Records contained in a dataset:
____________________

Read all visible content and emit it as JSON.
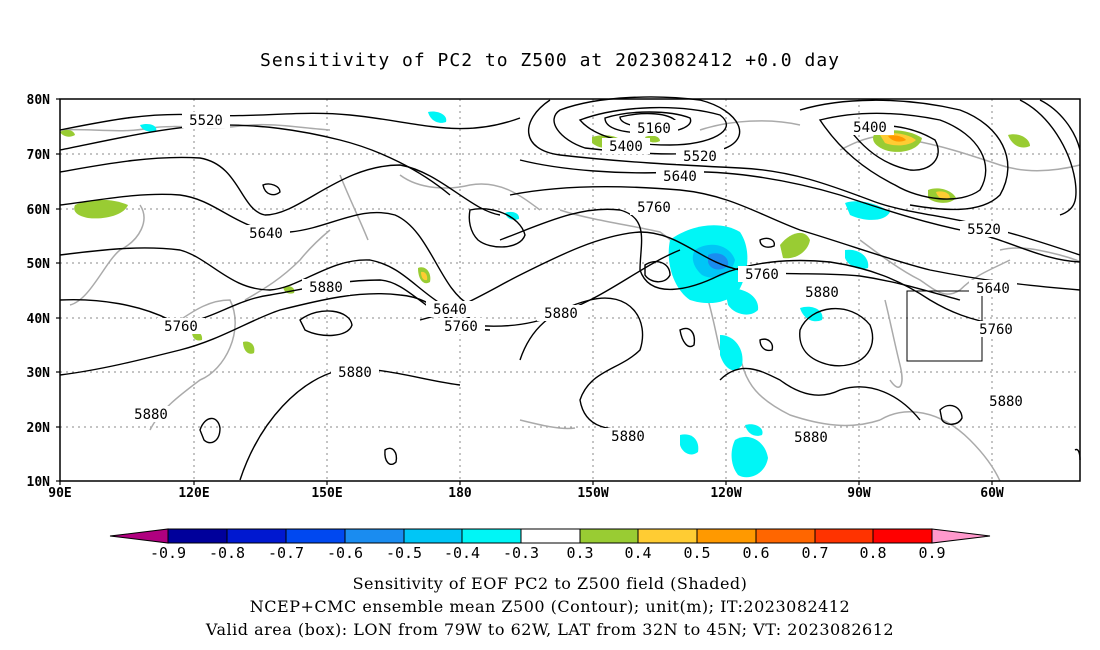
{
  "title": "Sensitivity of PC2 to Z500 at 2023082412 +0.0 day",
  "lat_labels": [
    "80N",
    "70N",
    "60N",
    "50N",
    "40N",
    "30N",
    "20N",
    "10N"
  ],
  "lon_labels": [
    "90E",
    "120E",
    "150E",
    "180",
    "150W",
    "120W",
    "90W",
    "60W"
  ],
  "contour_labels": [
    {
      "text": "5520"
    },
    {
      "text": "5160"
    },
    {
      "text": "5400"
    },
    {
      "text": "5520"
    },
    {
      "text": "5400"
    },
    {
      "text": "5640"
    },
    {
      "text": "5760"
    },
    {
      "text": "5520"
    },
    {
      "text": "5640"
    },
    {
      "text": "5760"
    },
    {
      "text": "5880"
    },
    {
      "text": "5640"
    },
    {
      "text": "5760"
    },
    {
      "text": "5880"
    },
    {
      "text": "5880"
    },
    {
      "text": "5640"
    },
    {
      "text": "5760"
    },
    {
      "text": "5760"
    },
    {
      "text": "5880"
    },
    {
      "text": "5880"
    },
    {
      "text": "5880"
    },
    {
      "text": "5880"
    },
    {
      "text": "5880"
    }
  ],
  "colorbar": {
    "labels": [
      "-0.9",
      "-0.8",
      "-0.7",
      "-0.6",
      "-0.5",
      "-0.4",
      "-0.3",
      "0.3",
      "0.4",
      "0.5",
      "0.6",
      "0.7",
      "0.8",
      "0.9"
    ],
    "colors": [
      "#b0007f",
      "#00009b",
      "#0018d0",
      "#0048f0",
      "#1a8cf0",
      "#00c6f6",
      "#00f6f6",
      "#ffffff",
      "#99cc33",
      "#ffcc33",
      "#ff9900",
      "#ff6600",
      "#ff3300",
      "#ff0000",
      "#ff99cc"
    ]
  },
  "captions": [
    "Sensitivity of EOF PC2 to Z500 field (Shaded)",
    "NCEP+CMC ensemble mean Z500 (Contour); unit(m); IT:2023082412",
    "Valid area (box): LON from 79W to 62W, LAT from 32N to 45N; VT: 2023082612"
  ]
}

____________________

Check each line of the data above for the word "Sensitivity" and say how many lines contain it, giving nothing besides the number.

Result for this exercise
2